Layout annotation records:
====================

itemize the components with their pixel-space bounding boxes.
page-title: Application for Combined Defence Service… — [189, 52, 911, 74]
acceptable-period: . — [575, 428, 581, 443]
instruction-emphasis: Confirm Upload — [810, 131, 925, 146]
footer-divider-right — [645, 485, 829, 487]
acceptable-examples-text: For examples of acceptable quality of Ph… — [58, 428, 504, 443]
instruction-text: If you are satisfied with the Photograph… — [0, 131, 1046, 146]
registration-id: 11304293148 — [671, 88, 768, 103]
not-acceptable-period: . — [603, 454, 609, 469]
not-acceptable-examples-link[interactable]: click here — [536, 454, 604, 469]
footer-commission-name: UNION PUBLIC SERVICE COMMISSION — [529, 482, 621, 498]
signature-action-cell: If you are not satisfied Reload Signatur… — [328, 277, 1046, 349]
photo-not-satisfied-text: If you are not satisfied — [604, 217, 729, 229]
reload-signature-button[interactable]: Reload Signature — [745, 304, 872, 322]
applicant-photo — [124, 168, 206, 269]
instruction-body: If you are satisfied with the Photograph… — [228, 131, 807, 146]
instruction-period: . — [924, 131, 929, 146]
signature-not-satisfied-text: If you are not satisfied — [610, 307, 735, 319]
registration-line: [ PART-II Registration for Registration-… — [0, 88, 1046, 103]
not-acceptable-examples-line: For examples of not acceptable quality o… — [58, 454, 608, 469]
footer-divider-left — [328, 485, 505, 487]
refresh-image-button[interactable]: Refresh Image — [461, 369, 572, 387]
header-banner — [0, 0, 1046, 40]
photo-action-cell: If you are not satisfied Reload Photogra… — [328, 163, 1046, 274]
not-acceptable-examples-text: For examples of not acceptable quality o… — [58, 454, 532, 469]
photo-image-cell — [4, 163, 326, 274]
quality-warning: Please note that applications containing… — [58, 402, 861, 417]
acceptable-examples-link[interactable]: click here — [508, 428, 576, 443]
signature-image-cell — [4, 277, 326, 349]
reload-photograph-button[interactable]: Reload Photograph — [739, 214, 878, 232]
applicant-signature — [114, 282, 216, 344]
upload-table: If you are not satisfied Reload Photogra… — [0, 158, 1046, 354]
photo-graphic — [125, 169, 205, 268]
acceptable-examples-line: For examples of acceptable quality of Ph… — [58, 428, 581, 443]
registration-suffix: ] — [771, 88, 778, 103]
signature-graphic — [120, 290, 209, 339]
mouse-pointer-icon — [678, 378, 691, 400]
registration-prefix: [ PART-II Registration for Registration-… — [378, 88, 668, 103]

====================

(INSTRUCTION)
Copy out word for word the lines from the beginning of the entries above through the line containing "signature-not-satisfied-text: If you", including both of those lines.

(RESPONSE TO THIS EXERCISE)
itemize the components with their pixel-space bounding boxes.
page-title: Application for Combined Defence Service… — [189, 52, 911, 74]
acceptable-period: . — [575, 428, 581, 443]
instruction-emphasis: Confirm Upload — [810, 131, 925, 146]
footer-divider-right — [645, 485, 829, 487]
acceptable-examples-text: For examples of acceptable quality of Ph… — [58, 428, 504, 443]
instruction-text: If you are satisfied with the Photograph… — [0, 131, 1046, 146]
registration-id: 11304293148 — [671, 88, 768, 103]
not-acceptable-period: . — [603, 454, 609, 469]
not-acceptable-examples-link[interactable]: click here — [536, 454, 604, 469]
footer-commission-name: UNION PUBLIC SERVICE COMMISSION — [529, 482, 621, 498]
signature-action-cell: If you are not satisfied Reload Signatur… — [328, 277, 1046, 349]
photo-not-satisfied-text: If you are not satisfied — [604, 217, 729, 229]
reload-signature-button[interactable]: Reload Signature — [745, 304, 872, 322]
applicant-photo — [124, 168, 206, 269]
instruction-body: If you are satisfied with the Photograph… — [228, 131, 807, 146]
instruction-period: . — [924, 131, 929, 146]
signature-not-satisfied-text: If you are not satisfied — [610, 307, 735, 319]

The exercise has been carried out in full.